Stated task: Filter out everything except lines holding "hours".

* begin *

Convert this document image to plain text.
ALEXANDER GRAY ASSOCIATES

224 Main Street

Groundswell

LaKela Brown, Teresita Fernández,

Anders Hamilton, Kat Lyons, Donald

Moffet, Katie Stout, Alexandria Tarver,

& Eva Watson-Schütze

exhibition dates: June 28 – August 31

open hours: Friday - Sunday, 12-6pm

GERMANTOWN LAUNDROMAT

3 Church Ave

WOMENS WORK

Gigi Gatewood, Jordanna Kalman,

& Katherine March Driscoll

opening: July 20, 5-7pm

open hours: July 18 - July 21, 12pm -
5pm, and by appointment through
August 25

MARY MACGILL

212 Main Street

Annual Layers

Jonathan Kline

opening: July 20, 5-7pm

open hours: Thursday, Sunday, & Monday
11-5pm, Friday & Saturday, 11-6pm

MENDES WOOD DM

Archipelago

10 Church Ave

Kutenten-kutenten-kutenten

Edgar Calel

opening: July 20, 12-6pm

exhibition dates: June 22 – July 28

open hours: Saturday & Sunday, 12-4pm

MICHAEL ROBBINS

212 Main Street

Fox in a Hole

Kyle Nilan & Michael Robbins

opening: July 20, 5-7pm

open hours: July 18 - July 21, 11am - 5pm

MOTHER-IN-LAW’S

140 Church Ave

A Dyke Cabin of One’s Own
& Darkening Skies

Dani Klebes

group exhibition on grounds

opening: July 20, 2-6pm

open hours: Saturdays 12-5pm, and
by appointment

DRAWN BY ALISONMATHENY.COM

* end *

The result:
open hours: Friday - Sunday, 12-6pm
open hours: July 18 - July 21, 12pm -
open hours: Thursday, Sunday, & Monday
open hours: Saturday & Sunday, 12-4pm
open hours: July 18 - July 21, 11am - 5pm
open hours: Saturdays 12-5pm, and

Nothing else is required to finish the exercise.